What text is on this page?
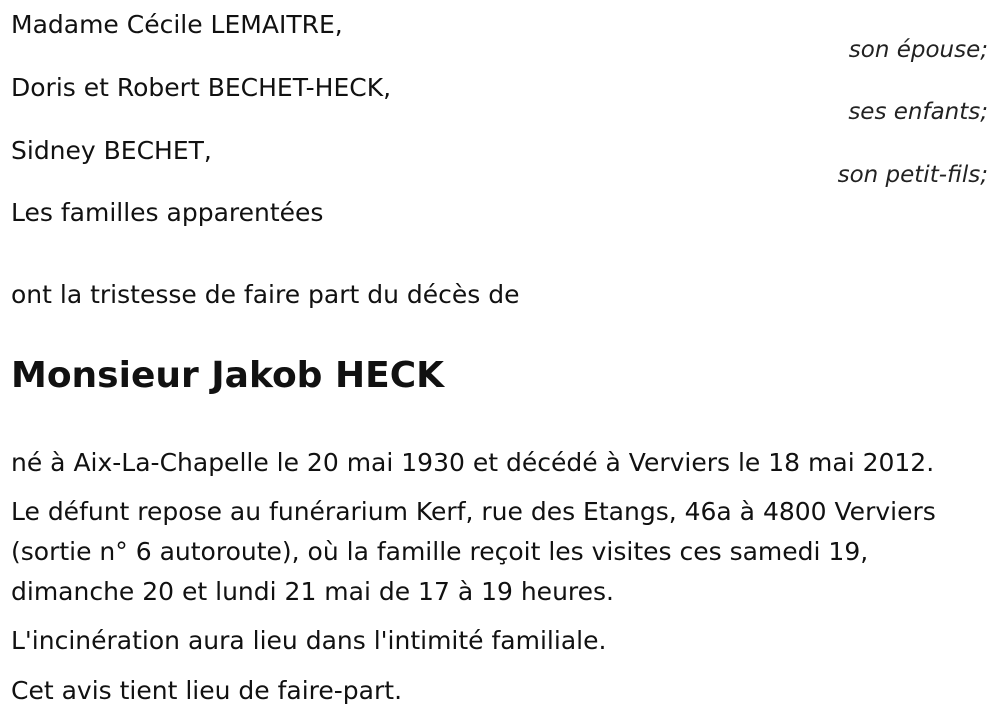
Madame Cécile LEMAITRE,
son épouse;
Doris et Robert BECHET-HECK,
ses enfants;
Sidney BECHET,
son petit-fils;
Les familles apparentées
ont la tristesse de faire part du décès de
Monsieur Jakob HECK
né à Aix-La-Chapelle le 20 mai 1930 et décédé à Verviers le 18 mai 2012.
Le défunt repose au funérarium Kerf, rue des Etangs, 46a à 4800 Verviers (sortie n° 6 autoroute), où la famille reçoit les visites ces samedi 19, dimanche 20 et lundi 21 mai de 17 à 19 heures.
L'incinération aura lieu dans l'intimité familiale.
Cet avis tient lieu de faire-part.
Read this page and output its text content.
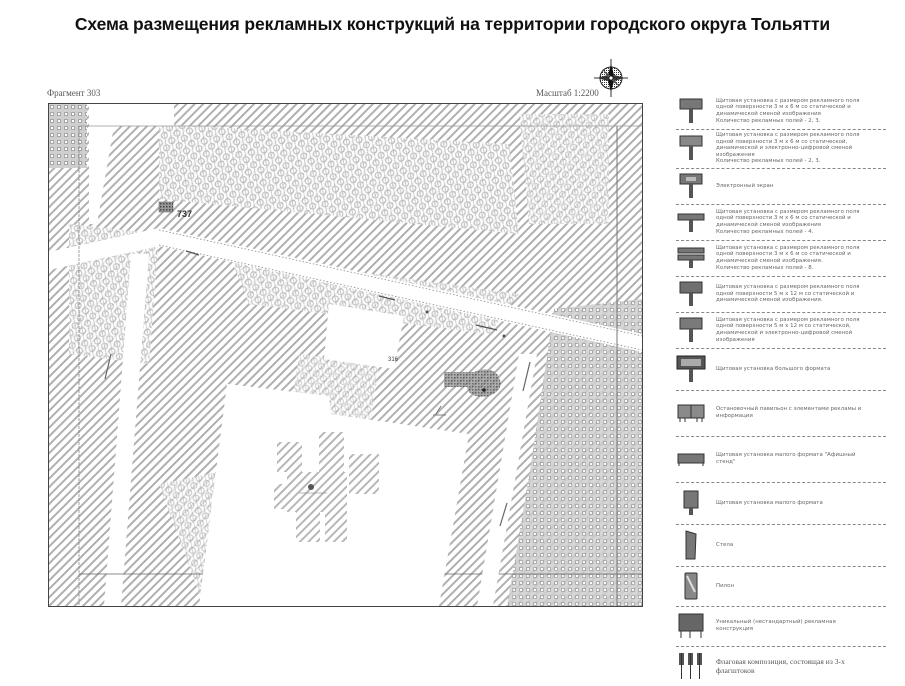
Схема размещения рекламных конструкций на территории городского округа Тольятти
Фрагмент 303	Масштаб 1:2200
737
316
Щитовая установка с размером рекламного поля
одной поверхности 3 м х 6 м со статической и
динамической сменой изображения
Количество рекламных полей - 2, 3.
Щитовая установка с размером рекламного поля
одной поверхности 3 м х 6 м со статической,
динамической и электронно-цифровой сменой
изображения
Количество рекламных полей - 2, 3.
Электронный экран
Щитовая установка с размером рекламного поля
одной поверхности 3 м х 6 м со статической и
динамической сменой изображения
Количество рекламных полей - 4.
Щитовая установка с размером рекламного поля
одной поверхности 3 м х 6 м со статической и
динамической сменой изображения.
Количество рекламных полей - 8.
Щитовая установка с размером рекламного поля
одной поверхности 5 м х 12 м со статической и
динамической сменой изображения.
Щитовая установка с размером рекламного поля
одной поверхности 5 м х 12 м со статической,
динамической и электронно-цифровой сменой
изображения
Щитовая установка большого формата
Остановочный павильон с элементами рекламы и
информации
Щитовая установка малого формата "Афишный
стенд"
Щитовая установка малого формата
Стела
Пилон
Уникальный (нестандартный) рекламная
конструкция
Флаговая композиция, состоящая из 3-х
флагштоков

● ● ●

▸ **Written problem**: Print the listing above in full, exactly as written. Omit any pictures.

▸ **Answer for this exercise**:
What text is on this page?
Madame Cécile LEMAITRE,
son épouse;
Doris et Robert BECHET-HECK,
ses enfants;
Sidney BECHET,
son petit-fils;
Les familles apparentées
ont la tristesse de faire part du décès de
Monsieur Jakob HECK
né à Aix-La-Chapelle le 20 mai 1930 et décédé à Verviers le 18 mai 2012.
Le défunt repose au funérarium Kerf, rue des Etangs, 46a à 4800 Verviers (sortie n° 6 autoroute), où la famille reçoit les visites ces samedi 19, dimanche 20 et lundi 21 mai de 17 à 19 heures.
L'incinération aura lieu dans l'intimité familiale.
Cet avis tient lieu de faire-part.
Read this page and output its text content.
Схема размещения рекламных конструкций на территории городского округа Тольятти
Фрагмент 303	Масштаб 1:2200
737
316
Щитовая установка с размером рекламного поля
одной поверхности 3 м х 6 м со статической и
динамической сменой изображения
Количество рекламных полей - 2, 3.
Щитовая установка с размером рекламного поля
одной поверхности 3 м х 6 м со статической,
динамической и электронно-цифровой сменой
изображения
Количество рекламных полей - 2, 3.
Электронный экран
Щитовая установка с размером рекламного поля
одной поверхности 3 м х 6 м со статической и
динамической сменой изображения
Количество рекламных полей - 4.
Щитовая установка с размером рекламного поля
одной поверхности 3 м х 6 м со статической и
динамической сменой изображения.
Количество рекламных полей - 8.
Щитовая установка с размером рекламного поля
одной поверхности 5 м х 12 м со статической и
динамической сменой изображения.
Щитовая установка с размером рекламного поля
одной поверхности 5 м х 12 м со статической,
динамической и электронно-цифровой сменой
изображения
Щитовая установка большого формата
Остановочный павильон с элементами рекламы и
информации
Щитовая установка малого формата "Афишный
стенд"
Щитовая установка малого формата
Стела
Пилон
Уникальный (нестандартный) рекламная
конструкция
Флаговая композиция, состоящая из 3-х
флагштоков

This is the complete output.